Dataset rows:
━━━━━━━━━━
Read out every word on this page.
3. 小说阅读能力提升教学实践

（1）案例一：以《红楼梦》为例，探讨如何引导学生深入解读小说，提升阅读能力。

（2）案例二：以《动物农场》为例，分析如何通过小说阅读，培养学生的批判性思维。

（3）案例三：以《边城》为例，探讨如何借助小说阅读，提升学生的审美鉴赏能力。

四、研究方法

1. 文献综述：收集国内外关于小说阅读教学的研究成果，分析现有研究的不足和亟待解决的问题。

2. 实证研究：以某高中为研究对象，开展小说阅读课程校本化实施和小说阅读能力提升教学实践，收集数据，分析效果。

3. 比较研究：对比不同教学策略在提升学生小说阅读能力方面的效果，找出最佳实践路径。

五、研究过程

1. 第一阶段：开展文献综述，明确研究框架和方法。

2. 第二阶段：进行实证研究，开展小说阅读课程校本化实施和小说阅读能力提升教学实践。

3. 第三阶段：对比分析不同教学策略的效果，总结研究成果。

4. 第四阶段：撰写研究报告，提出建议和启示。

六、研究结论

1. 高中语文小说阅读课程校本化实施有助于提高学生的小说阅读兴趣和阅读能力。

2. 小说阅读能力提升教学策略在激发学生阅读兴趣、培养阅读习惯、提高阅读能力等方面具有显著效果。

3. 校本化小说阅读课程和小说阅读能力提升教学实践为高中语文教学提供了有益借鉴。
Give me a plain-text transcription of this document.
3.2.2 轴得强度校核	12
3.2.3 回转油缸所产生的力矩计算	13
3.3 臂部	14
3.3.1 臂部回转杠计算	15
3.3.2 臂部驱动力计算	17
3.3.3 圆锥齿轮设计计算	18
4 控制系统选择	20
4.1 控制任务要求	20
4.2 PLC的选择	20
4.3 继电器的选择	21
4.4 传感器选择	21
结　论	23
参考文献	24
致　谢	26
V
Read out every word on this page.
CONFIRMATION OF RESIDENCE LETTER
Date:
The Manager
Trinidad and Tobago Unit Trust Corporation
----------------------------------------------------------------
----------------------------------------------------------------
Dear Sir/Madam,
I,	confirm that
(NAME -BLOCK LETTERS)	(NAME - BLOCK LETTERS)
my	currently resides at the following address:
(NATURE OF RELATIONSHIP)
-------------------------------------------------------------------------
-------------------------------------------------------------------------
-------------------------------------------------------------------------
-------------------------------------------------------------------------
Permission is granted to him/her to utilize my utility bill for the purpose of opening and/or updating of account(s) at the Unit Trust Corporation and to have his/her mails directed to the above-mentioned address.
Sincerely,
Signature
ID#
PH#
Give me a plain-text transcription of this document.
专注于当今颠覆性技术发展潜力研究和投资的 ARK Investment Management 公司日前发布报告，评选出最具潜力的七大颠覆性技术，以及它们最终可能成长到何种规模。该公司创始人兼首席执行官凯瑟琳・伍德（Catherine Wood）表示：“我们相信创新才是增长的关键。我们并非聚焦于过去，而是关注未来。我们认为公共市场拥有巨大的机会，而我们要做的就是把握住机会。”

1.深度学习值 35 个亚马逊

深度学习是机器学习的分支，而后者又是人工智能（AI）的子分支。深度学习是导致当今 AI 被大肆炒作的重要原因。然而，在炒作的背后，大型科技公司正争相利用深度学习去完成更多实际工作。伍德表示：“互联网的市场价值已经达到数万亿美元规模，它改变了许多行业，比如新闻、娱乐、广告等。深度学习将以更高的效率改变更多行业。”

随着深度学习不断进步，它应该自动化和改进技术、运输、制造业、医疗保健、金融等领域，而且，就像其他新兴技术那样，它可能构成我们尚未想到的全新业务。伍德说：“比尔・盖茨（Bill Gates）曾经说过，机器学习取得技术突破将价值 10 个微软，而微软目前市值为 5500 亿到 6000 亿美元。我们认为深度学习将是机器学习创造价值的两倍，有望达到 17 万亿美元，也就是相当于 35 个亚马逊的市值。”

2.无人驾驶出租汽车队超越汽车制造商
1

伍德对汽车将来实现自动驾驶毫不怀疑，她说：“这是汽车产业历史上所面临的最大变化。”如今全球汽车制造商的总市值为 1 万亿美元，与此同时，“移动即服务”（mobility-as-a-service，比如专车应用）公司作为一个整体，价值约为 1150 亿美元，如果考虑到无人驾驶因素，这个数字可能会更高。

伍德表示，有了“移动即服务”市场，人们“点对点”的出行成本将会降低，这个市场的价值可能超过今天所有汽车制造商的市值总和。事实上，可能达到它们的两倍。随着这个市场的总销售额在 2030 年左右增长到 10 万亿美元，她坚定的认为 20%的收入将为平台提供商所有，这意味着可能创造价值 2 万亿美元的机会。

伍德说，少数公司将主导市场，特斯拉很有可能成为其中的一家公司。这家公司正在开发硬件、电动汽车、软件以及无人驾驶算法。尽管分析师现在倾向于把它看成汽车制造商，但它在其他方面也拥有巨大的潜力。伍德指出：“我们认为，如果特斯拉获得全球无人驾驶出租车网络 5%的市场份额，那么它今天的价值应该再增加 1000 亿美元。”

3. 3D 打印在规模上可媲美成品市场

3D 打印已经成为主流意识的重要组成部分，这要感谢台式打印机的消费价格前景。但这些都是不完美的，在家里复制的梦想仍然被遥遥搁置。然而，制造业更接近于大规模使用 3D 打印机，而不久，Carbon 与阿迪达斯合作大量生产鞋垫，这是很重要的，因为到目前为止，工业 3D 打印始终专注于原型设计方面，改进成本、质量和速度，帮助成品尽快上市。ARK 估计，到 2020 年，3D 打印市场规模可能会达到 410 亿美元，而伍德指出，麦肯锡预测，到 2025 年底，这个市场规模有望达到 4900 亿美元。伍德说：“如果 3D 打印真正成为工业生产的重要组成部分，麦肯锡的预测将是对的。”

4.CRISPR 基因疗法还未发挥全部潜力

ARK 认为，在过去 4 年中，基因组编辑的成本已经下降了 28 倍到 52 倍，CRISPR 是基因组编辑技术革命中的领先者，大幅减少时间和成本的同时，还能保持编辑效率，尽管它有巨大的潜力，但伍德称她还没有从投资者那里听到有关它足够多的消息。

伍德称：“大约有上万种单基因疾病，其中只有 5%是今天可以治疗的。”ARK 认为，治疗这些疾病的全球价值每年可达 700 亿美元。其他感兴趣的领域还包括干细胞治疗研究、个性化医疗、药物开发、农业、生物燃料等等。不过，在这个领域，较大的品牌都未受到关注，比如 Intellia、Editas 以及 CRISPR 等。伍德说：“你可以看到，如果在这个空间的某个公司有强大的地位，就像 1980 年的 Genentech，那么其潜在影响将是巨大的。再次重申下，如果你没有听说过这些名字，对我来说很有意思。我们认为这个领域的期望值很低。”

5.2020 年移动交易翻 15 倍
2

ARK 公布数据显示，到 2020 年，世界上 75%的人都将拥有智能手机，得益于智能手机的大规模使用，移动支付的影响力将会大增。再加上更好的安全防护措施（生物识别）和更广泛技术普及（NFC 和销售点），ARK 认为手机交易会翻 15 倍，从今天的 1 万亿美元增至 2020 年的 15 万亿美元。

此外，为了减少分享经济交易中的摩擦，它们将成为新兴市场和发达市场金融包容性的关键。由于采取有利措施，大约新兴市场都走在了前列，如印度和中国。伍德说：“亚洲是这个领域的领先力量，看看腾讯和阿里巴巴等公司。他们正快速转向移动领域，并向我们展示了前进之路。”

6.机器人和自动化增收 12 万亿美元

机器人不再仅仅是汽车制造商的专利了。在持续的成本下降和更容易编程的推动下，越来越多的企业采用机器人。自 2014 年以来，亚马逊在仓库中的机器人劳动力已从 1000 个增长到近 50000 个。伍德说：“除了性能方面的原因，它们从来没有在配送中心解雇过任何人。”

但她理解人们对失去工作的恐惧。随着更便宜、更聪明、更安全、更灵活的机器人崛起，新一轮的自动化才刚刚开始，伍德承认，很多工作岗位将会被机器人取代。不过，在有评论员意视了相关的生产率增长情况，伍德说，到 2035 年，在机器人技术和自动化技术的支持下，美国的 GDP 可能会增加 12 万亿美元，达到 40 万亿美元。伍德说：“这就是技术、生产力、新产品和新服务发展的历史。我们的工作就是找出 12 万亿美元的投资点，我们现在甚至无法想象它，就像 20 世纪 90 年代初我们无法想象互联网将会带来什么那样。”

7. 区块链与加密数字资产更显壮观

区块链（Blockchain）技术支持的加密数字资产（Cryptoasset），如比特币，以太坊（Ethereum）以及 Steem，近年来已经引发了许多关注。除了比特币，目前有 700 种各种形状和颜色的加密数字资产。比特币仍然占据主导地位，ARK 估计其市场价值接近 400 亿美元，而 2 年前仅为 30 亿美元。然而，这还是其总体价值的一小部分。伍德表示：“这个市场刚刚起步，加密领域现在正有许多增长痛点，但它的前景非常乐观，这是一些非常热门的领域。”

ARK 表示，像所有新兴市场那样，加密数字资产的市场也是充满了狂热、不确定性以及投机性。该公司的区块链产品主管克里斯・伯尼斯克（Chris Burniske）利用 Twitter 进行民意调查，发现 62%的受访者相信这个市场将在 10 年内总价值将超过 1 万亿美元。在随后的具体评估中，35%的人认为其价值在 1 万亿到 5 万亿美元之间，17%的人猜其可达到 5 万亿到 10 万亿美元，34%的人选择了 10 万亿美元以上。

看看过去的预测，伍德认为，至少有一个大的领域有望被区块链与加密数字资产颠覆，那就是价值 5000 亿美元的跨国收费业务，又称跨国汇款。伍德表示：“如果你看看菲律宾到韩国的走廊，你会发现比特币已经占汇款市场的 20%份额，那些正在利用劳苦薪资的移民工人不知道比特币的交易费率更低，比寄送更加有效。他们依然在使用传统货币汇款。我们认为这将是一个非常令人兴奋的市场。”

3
━━━━━━━━━━
The answer is a single number: how many lines include the word "CRISPR"?

3